— start INPUT RECORDS —

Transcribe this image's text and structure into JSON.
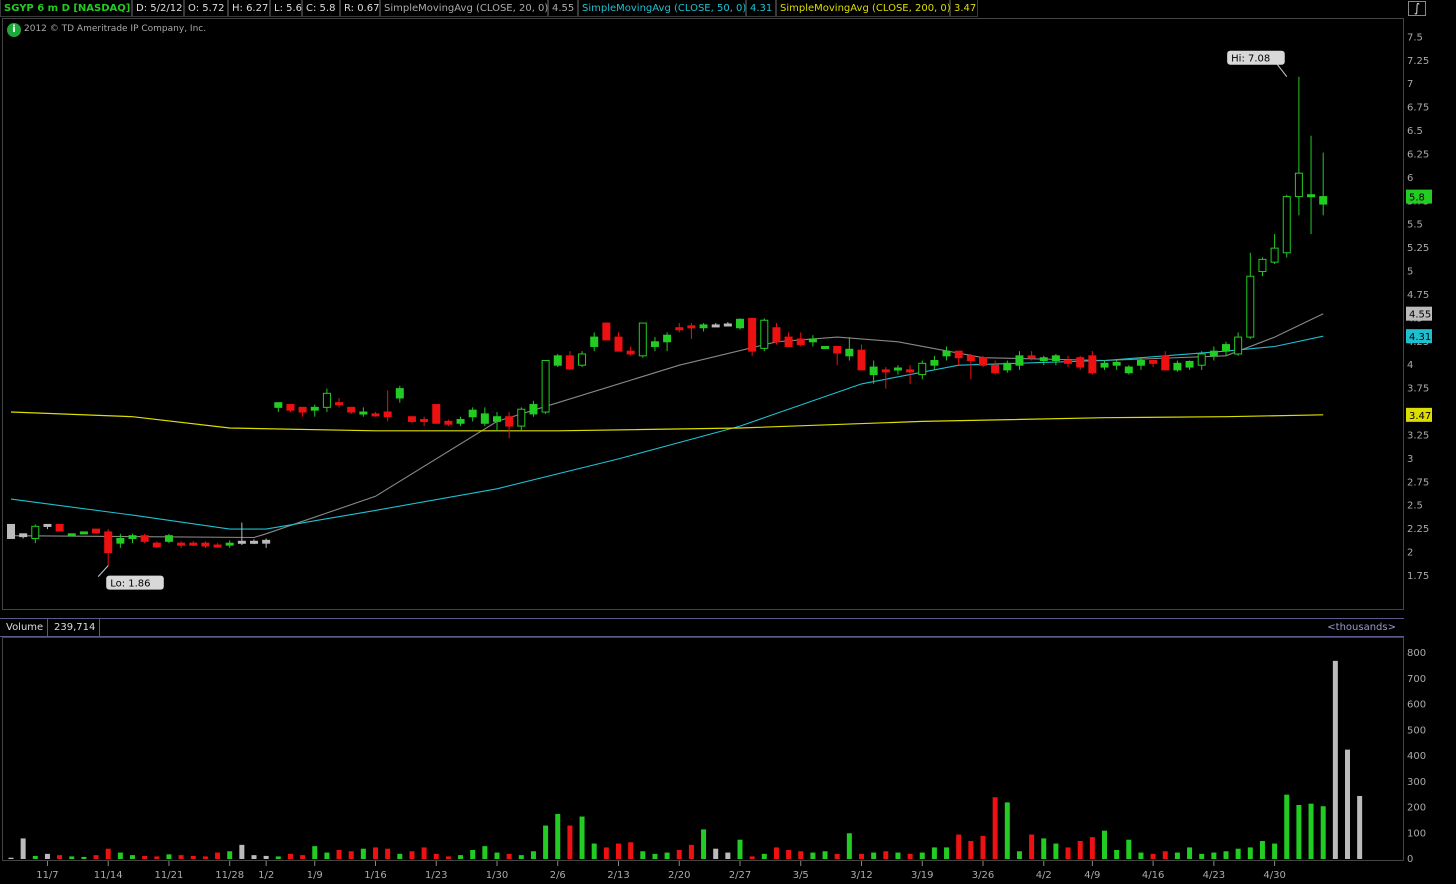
{
  "header": {
    "symbol": "SGYP 6 m D [NASDAQ]",
    "date": "D: 5/2/12",
    "open": "O: 5.72",
    "high": "H: 6.27",
    "low": "L: 5.6",
    "close": "C: 5.8",
    "range": "R: 0.67",
    "sma20_label": "SimpleMovingAvg (CLOSE, 20, 0)",
    "sma20_value": "4.55",
    "sma50_label": "SimpleMovingAvg (CLOSE, 50, 0)",
    "sma50_value": "4.31",
    "sma200_label": "SimpleMovingAvg (CLOSE, 200, 0)",
    "sma200_value": "3.47"
  },
  "copyright": "2012 © TD Ameritrade IP Company, Inc.",
  "icons": {
    "info": "info-icon",
    "tool": "drawing-tool-icon"
  },
  "colors": {
    "up": "#22cc22",
    "down": "#ee1111",
    "neutral": "#bbbbbb",
    "sma20": "#888888",
    "sma50": "#1ec0d0",
    "sma200": "#dddd00",
    "header_symbol": "#22cc22"
  },
  "volume_panel": {
    "label": "Volume",
    "value": "239,714",
    "units": "<thousands>"
  },
  "chart_data": [
    {
      "type": "candlestick",
      "title": "SGYP 6 m D [NASDAQ]",
      "ylim": [
        1.6,
        7.6
      ],
      "y_ticks": [
        "7.5",
        "7.25",
        "7",
        "6.75",
        "6.5",
        "6.25",
        "6",
        "5.75",
        "5.5",
        "5.25",
        "5",
        "4.75",
        "4.5",
        "4.25",
        "4",
        "3.75",
        "3.5",
        "3.25",
        "3",
        "2.75",
        "2.5",
        "2.25",
        "2",
        "1.75"
      ],
      "x_ticks": [
        {
          "label": "11/7",
          "i": 3
        },
        {
          "label": "11/14",
          "i": 8
        },
        {
          "label": "11/21",
          "i": 13
        },
        {
          "label": "11/28",
          "i": 18
        },
        {
          "label": "1/2",
          "i": 21
        },
        {
          "label": "1/9",
          "i": 25
        },
        {
          "label": "1/16",
          "i": 30
        },
        {
          "label": "1/23",
          "i": 35
        },
        {
          "label": "1/30",
          "i": 40
        },
        {
          "label": "2/6",
          "i": 45
        },
        {
          "label": "2/13",
          "i": 50
        },
        {
          "label": "2/20",
          "i": 55
        },
        {
          "label": "2/27",
          "i": 60
        },
        {
          "label": "3/5",
          "i": 65
        },
        {
          "label": "3/12",
          "i": 70
        },
        {
          "label": "3/19",
          "i": 75
        },
        {
          "label": "3/26",
          "i": 80
        },
        {
          "label": "4/2",
          "i": 85
        },
        {
          "label": "4/9",
          "i": 89
        },
        {
          "label": "4/16",
          "i": 94
        },
        {
          "label": "4/23",
          "i": 99
        },
        {
          "label": "4/30",
          "i": 104
        }
      ],
      "ohlc": [
        [
          2.3,
          2.3,
          2.15,
          2.15
        ],
        [
          2.2,
          2.2,
          2.15,
          2.17
        ],
        [
          2.15,
          2.3,
          2.1,
          2.28
        ],
        [
          2.3,
          2.3,
          2.25,
          2.28
        ],
        [
          2.3,
          2.3,
          2.23,
          2.23
        ],
        [
          2.2,
          2.2,
          2.19,
          2.2
        ],
        [
          2.22,
          2.22,
          2.21,
          2.22
        ],
        [
          2.25,
          2.25,
          2.2,
          2.21
        ],
        [
          2.22,
          2.25,
          1.86,
          2.0
        ],
        [
          2.1,
          2.2,
          2.05,
          2.15
        ],
        [
          2.15,
          2.2,
          2.1,
          2.18
        ],
        [
          2.18,
          2.2,
          2.1,
          2.12
        ],
        [
          2.1,
          2.12,
          2.05,
          2.06
        ],
        [
          2.12,
          2.2,
          2.1,
          2.18
        ],
        [
          2.1,
          2.12,
          2.05,
          2.08
        ],
        [
          2.1,
          2.12,
          2.07,
          2.08
        ],
        [
          2.1,
          2.12,
          2.05,
          2.07
        ],
        [
          2.08,
          2.1,
          2.05,
          2.06
        ],
        [
          2.08,
          2.13,
          2.05,
          2.1
        ],
        [
          2.1,
          2.32,
          2.08,
          2.12
        ],
        [
          2.11,
          2.14,
          2.09,
          2.12
        ],
        [
          2.1,
          2.15,
          2.05,
          2.13
        ],
        [
          3.55,
          3.6,
          3.5,
          3.6
        ],
        [
          3.58,
          3.58,
          3.5,
          3.52
        ],
        [
          3.55,
          3.55,
          3.45,
          3.5
        ],
        [
          3.52,
          3.58,
          3.45,
          3.55
        ],
        [
          3.55,
          3.75,
          3.5,
          3.7
        ],
        [
          3.6,
          3.65,
          3.55,
          3.58
        ],
        [
          3.55,
          3.55,
          3.48,
          3.5
        ],
        [
          3.5,
          3.55,
          3.45,
          3.5
        ],
        [
          3.48,
          3.5,
          3.45,
          3.46
        ],
        [
          3.5,
          3.73,
          3.4,
          3.45
        ],
        [
          3.65,
          3.78,
          3.6,
          3.75
        ],
        [
          3.45,
          3.45,
          3.38,
          3.4
        ],
        [
          3.42,
          3.45,
          3.35,
          3.4
        ],
        [
          3.58,
          3.58,
          3.38,
          3.38
        ],
        [
          3.4,
          3.42,
          3.35,
          3.37
        ],
        [
          3.38,
          3.45,
          3.35,
          3.42
        ],
        [
          3.45,
          3.55,
          3.4,
          3.52
        ],
        [
          3.38,
          3.55,
          3.35,
          3.48
        ],
        [
          3.4,
          3.5,
          3.3,
          3.45
        ],
        [
          3.45,
          3.5,
          3.22,
          3.35
        ],
        [
          3.35,
          3.55,
          3.3,
          3.53
        ],
        [
          3.48,
          3.62,
          3.45,
          3.58
        ],
        [
          3.5,
          4.05,
          3.48,
          4.05
        ],
        [
          4.0,
          4.12,
          3.98,
          4.1
        ],
        [
          4.1,
          4.15,
          3.95,
          3.96
        ],
        [
          4.0,
          4.15,
          3.98,
          4.12
        ],
        [
          4.2,
          4.35,
          4.15,
          4.3
        ],
        [
          4.45,
          4.45,
          4.3,
          4.27
        ],
        [
          4.3,
          4.35,
          4.15,
          4.15
        ],
        [
          4.15,
          4.2,
          4.1,
          4.12
        ],
        [
          4.1,
          4.45,
          4.08,
          4.45
        ],
        [
          4.2,
          4.3,
          4.15,
          4.25
        ],
        [
          4.25,
          4.35,
          4.15,
          4.32
        ],
        [
          4.4,
          4.45,
          4.35,
          4.38
        ],
        [
          4.42,
          4.45,
          4.28,
          4.41
        ],
        [
          4.4,
          4.45,
          4.36,
          4.43
        ],
        [
          4.43,
          4.45,
          4.41,
          4.43
        ],
        [
          4.44,
          4.46,
          4.42,
          4.43
        ],
        [
          4.4,
          4.5,
          4.38,
          4.49
        ],
        [
          4.5,
          4.5,
          4.1,
          4.15
        ],
        [
          4.18,
          4.5,
          4.15,
          4.48
        ],
        [
          4.4,
          4.45,
          4.22,
          4.25
        ],
        [
          4.3,
          4.35,
          4.2,
          4.2
        ],
        [
          4.28,
          4.35,
          4.2,
          4.22
        ],
        [
          4.25,
          4.32,
          4.2,
          4.28
        ],
        [
          4.2,
          4.2,
          4.18,
          4.2
        ],
        [
          4.2,
          4.2,
          4.0,
          4.13
        ],
        [
          4.1,
          4.3,
          4.05,
          4.17
        ],
        [
          4.16,
          4.22,
          3.95,
          3.95
        ],
        [
          3.9,
          4.05,
          3.8,
          3.98
        ],
        [
          3.95,
          3.98,
          3.75,
          3.93
        ],
        [
          3.95,
          4.0,
          3.9,
          3.97
        ],
        [
          3.95,
          4.0,
          3.8,
          3.94
        ],
        [
          3.9,
          4.05,
          3.85,
          4.02
        ],
        [
          4.0,
          4.1,
          3.95,
          4.05
        ],
        [
          4.1,
          4.2,
          4.05,
          4.15
        ],
        [
          4.15,
          4.15,
          4.0,
          4.08
        ],
        [
          4.1,
          4.12,
          3.85,
          4.05
        ],
        [
          4.08,
          4.1,
          3.98,
          4.0
        ],
        [
          4.0,
          4.05,
          3.9,
          3.92
        ],
        [
          3.95,
          4.05,
          3.92,
          4.02
        ],
        [
          4.0,
          4.15,
          3.95,
          4.1
        ],
        [
          4.1,
          4.15,
          4.05,
          4.08
        ],
        [
          4.05,
          4.1,
          4.0,
          4.08
        ],
        [
          4.05,
          4.12,
          4.0,
          4.1
        ],
        [
          4.05,
          4.1,
          3.98,
          4.02
        ],
        [
          4.08,
          4.1,
          3.95,
          3.98
        ],
        [
          4.1,
          4.15,
          3.9,
          3.92
        ],
        [
          3.98,
          4.05,
          3.95,
          4.02
        ],
        [
          4.0,
          4.05,
          3.95,
          4.03
        ],
        [
          3.92,
          4.0,
          3.9,
          3.98
        ],
        [
          4.0,
          4.08,
          3.95,
          4.05
        ],
        [
          4.05,
          4.05,
          3.98,
          4.02
        ],
        [
          4.1,
          4.15,
          3.98,
          3.95
        ],
        [
          3.95,
          4.05,
          3.93,
          4.02
        ],
        [
          3.98,
          4.05,
          3.95,
          4.04
        ],
        [
          4.0,
          4.15,
          3.95,
          4.12
        ],
        [
          4.1,
          4.2,
          4.05,
          4.15
        ],
        [
          4.15,
          4.25,
          4.1,
          4.22
        ],
        [
          4.12,
          4.35,
          4.1,
          4.3
        ],
        [
          4.3,
          5.2,
          4.28,
          4.95
        ],
        [
          5.0,
          5.15,
          4.95,
          5.13
        ],
        [
          5.1,
          5.4,
          5.08,
          5.25
        ],
        [
          5.2,
          5.82,
          5.15,
          5.8
        ],
        [
          5.8,
          7.08,
          5.6,
          6.05
        ],
        [
          5.8,
          6.45,
          5.4,
          5.82
        ],
        [
          5.72,
          6.27,
          5.6,
          5.8
        ]
      ],
      "neutral_indices": [
        0,
        1,
        3,
        19,
        20,
        21,
        58,
        59
      ],
      "series": [
        {
          "name": "SimpleMovingAvg (CLOSE, 20, 0)",
          "key": "sma20",
          "values": [
            [
              0,
              2.18
            ],
            [
              20,
              2.16
            ],
            [
              21,
              2.2
            ],
            [
              30,
              2.6
            ],
            [
              40,
              3.4
            ],
            [
              45,
              3.6
            ],
            [
              55,
              4.0
            ],
            [
              63,
              4.25
            ],
            [
              68,
              4.3
            ],
            [
              73,
              4.25
            ],
            [
              80,
              4.08
            ],
            [
              90,
              4.05
            ],
            [
              100,
              4.1
            ],
            [
              104,
              4.3
            ],
            [
              108,
              4.55
            ]
          ]
        },
        {
          "name": "SimpleMovingAvg (CLOSE, 50, 0)",
          "key": "sma50",
          "values": [
            [
              0,
              2.57
            ],
            [
              10,
              2.4
            ],
            [
              18,
              2.25
            ],
            [
              21,
              2.25
            ],
            [
              30,
              2.45
            ],
            [
              40,
              2.68
            ],
            [
              50,
              3.0
            ],
            [
              60,
              3.35
            ],
            [
              70,
              3.8
            ],
            [
              78,
              4.0
            ],
            [
              90,
              4.05
            ],
            [
              100,
              4.15
            ],
            [
              104,
              4.2
            ],
            [
              108,
              4.31
            ]
          ]
        },
        {
          "name": "SimpleMovingAvg (CLOSE, 200, 0)",
          "key": "sma200",
          "values": [
            [
              0,
              3.5
            ],
            [
              10,
              3.45
            ],
            [
              18,
              3.33
            ],
            [
              30,
              3.3
            ],
            [
              45,
              3.3
            ],
            [
              60,
              3.33
            ],
            [
              75,
              3.4
            ],
            [
              90,
              3.44
            ],
            [
              100,
              3.45
            ],
            [
              108,
              3.47
            ]
          ]
        }
      ],
      "annotations": [
        {
          "label": "Hi: 7.08",
          "i": 105,
          "value": 7.08
        },
        {
          "label": "Lo: 1.86",
          "i": 8,
          "value": 1.86
        }
      ],
      "price_tags": [
        {
          "label": "5.8",
          "value": 5.8,
          "key": "up"
        },
        {
          "label": "4.55",
          "value": 4.55,
          "key": "neutral"
        },
        {
          "label": "4.31",
          "value": 4.31,
          "key": "sma50"
        },
        {
          "label": "3.47",
          "value": 3.47,
          "key": "sma200"
        }
      ]
    },
    {
      "type": "bar",
      "title": "Volume",
      "ylim": [
        0,
        820
      ],
      "y_ticks": [
        "800",
        "700",
        "600",
        "500",
        "400",
        "300",
        "200",
        "100",
        "0"
      ],
      "values": [
        5,
        80,
        12,
        20,
        15,
        10,
        8,
        15,
        40,
        25,
        15,
        12,
        10,
        18,
        15,
        12,
        10,
        25,
        30,
        55,
        15,
        12,
        10,
        20,
        15,
        50,
        25,
        35,
        30,
        40,
        45,
        40,
        20,
        30,
        45,
        20,
        10,
        15,
        35,
        50,
        25,
        20,
        15,
        30,
        130,
        175,
        130,
        165,
        60,
        45,
        60,
        65,
        30,
        20,
        25,
        35,
        55,
        115,
        40,
        25,
        75,
        10,
        20,
        45,
        35,
        30,
        25,
        30,
        20,
        100,
        20,
        25,
        30,
        25,
        20,
        25,
        45,
        45,
        95,
        70,
        90,
        240,
        220,
        30,
        95,
        80,
        60,
        45,
        70,
        85,
        110,
        35,
        75,
        25,
        20,
        30,
        25,
        45,
        20,
        25,
        30,
        40,
        45,
        70,
        60,
        250,
        210,
        215,
        205,
        770,
        425,
        245
      ]
    }
  ]
}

— end INPUT RECORDS —

● WHAT IS BEING ASKED
Check the records above line by line and tally those holding the string "SGYP". Answer with the number only.

● RESULT FOR THIS EXERCISE
2